▶ EXERCISE TASK: Write out all records as given; omit images.
-- Start INPUT ROWS --
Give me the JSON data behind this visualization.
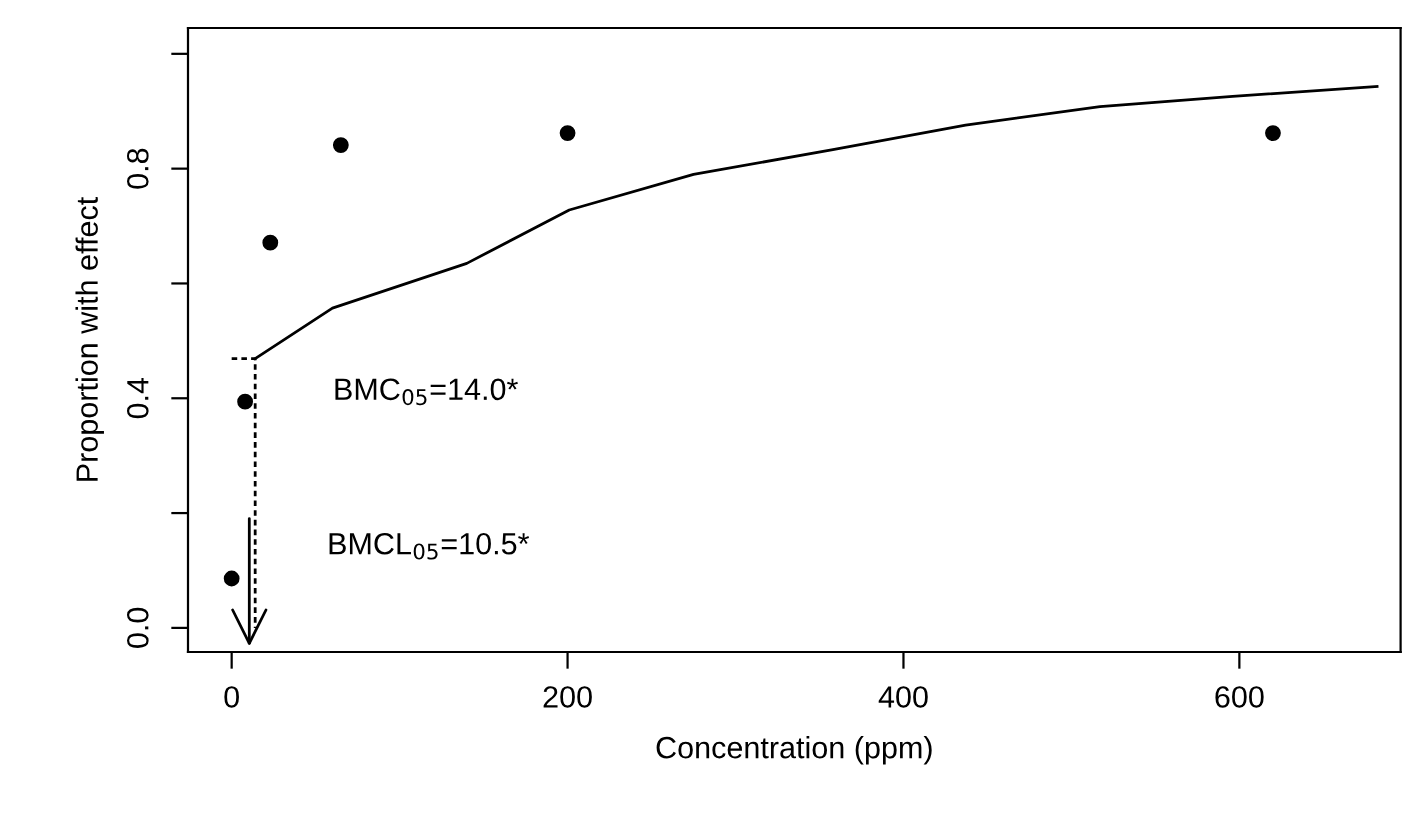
{
  "chart_data": {
    "type": "scatter",
    "xlabel": "Concentration (ppm)",
    "ylabel": "Proportion with effect",
    "series": [
      {
        "color": "#000000",
        "marker": "circle",
        "x": [
          0,
          8,
          23,
          65,
          200,
          620
        ],
        "values": [
          0.086,
          0.394,
          0.671,
          0.841,
          0.862,
          0.862
        ]
      },
      {
        "type": "line",
        "color": "#000000",
        "line_style": "solid",
        "x": [
          14,
          60,
          140,
          201,
          275,
          358,
          437,
          517,
          596,
          682
        ],
        "values": [
          0.469,
          0.557,
          0.635,
          0.728,
          0.79,
          0.833,
          0.876,
          0.908,
          0.926,
          0.943
        ]
      },
      {
        "type": "line",
        "color": "#000000",
        "line_style": "dotted",
        "x": [
          0,
          14,
          14
        ],
        "values": [
          0.469,
          0.469,
          0
        ]
      }
    ],
    "annotations": [
      {
        "text": "BMC$_{05}$=14.0*",
        "x": 14,
        "y": 0.469
      },
      {
        "text": "BMCL$_{05}$=10.5*",
        "x": 10.5,
        "y": 0.2
      }
    ],
    "xlim": [
      -26,
      696
    ],
    "ylim": [
      -0.042,
      1.045
    ],
    "xticks": [
      0,
      200,
      400,
      600
    ],
    "yticks": [
      {
        "value": 0,
        "label": "0.0"
      },
      {
        "value": 0.2,
        "label": null
      },
      {
        "value": 0.4,
        "label": "0.4"
      },
      {
        "value": 0.6,
        "label": null
      },
      {
        "value": 0.8,
        "label": "0.8"
      },
      {
        "value": 1.0,
        "label": null
      }
    ],
    "grid": false,
    "legend": false
  }
}
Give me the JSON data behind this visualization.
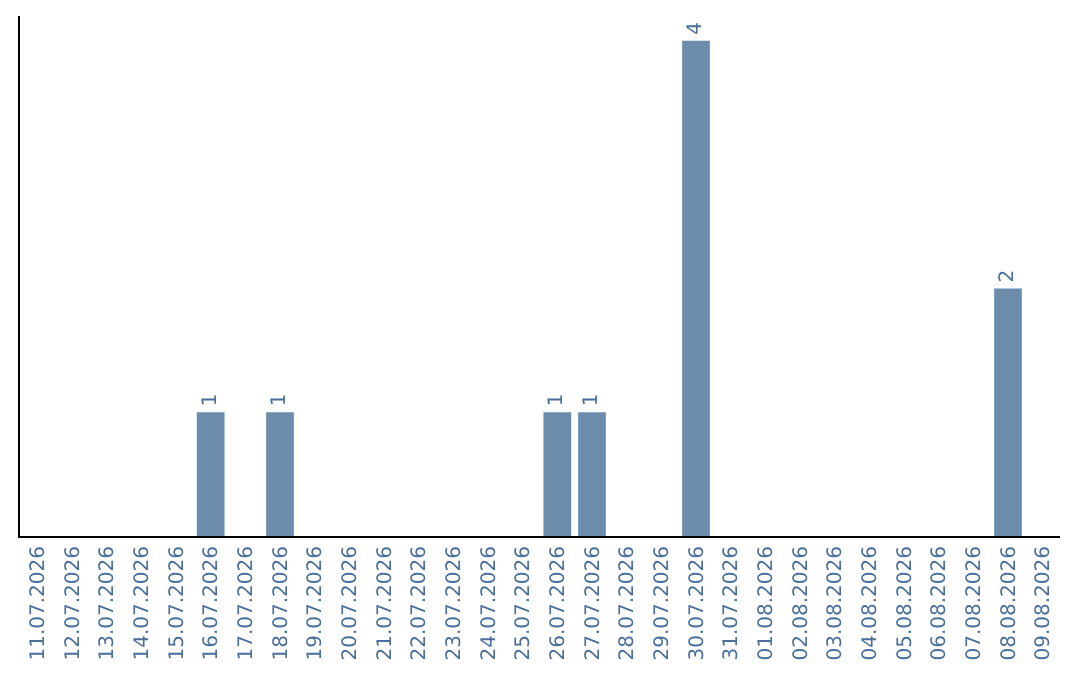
-- End INPUT ROWS --
▶ RESPONSE TO THE TASK:
Give me the JSON data behind this visualization.
{
  "chart_data": {
    "type": "scatter",
    "xlabel": "Concentration (ppm)",
    "ylabel": "Proportion with effect",
    "series": [
      {
        "color": "#000000",
        "marker": "circle",
        "x": [
          0,
          8,
          23,
          65,
          200,
          620
        ],
        "values": [
          0.086,
          0.394,
          0.671,
          0.841,
          0.862,
          0.862
        ]
      },
      {
        "type": "line",
        "color": "#000000",
        "line_style": "solid",
        "x": [
          14,
          60,
          140,
          201,
          275,
          358,
          437,
          517,
          596,
          682
        ],
        "values": [
          0.469,
          0.557,
          0.635,
          0.728,
          0.79,
          0.833,
          0.876,
          0.908,
          0.926,
          0.943
        ]
      },
      {
        "type": "line",
        "color": "#000000",
        "line_style": "dotted",
        "x": [
          0,
          14,
          14
        ],
        "values": [
          0.469,
          0.469,
          0
        ]
      }
    ],
    "annotations": [
      {
        "text": "BMC$_{05}$=14.0*",
        "x": 14,
        "y": 0.469
      },
      {
        "text": "BMCL$_{05}$=10.5*",
        "x": 10.5,
        "y": 0.2
      }
    ],
    "xlim": [
      -26,
      696
    ],
    "ylim": [
      -0.042,
      1.045
    ],
    "xticks": [
      0,
      200,
      400,
      600
    ],
    "yticks": [
      {
        "value": 0,
        "label": "0.0"
      },
      {
        "value": 0.2,
        "label": null
      },
      {
        "value": 0.4,
        "label": "0.4"
      },
      {
        "value": 0.6,
        "label": null
      },
      {
        "value": 0.8,
        "label": "0.8"
      },
      {
        "value": 1.0,
        "label": null
      }
    ],
    "grid": false,
    "legend": false
  }
}
Give me the JSON data behind this visualization.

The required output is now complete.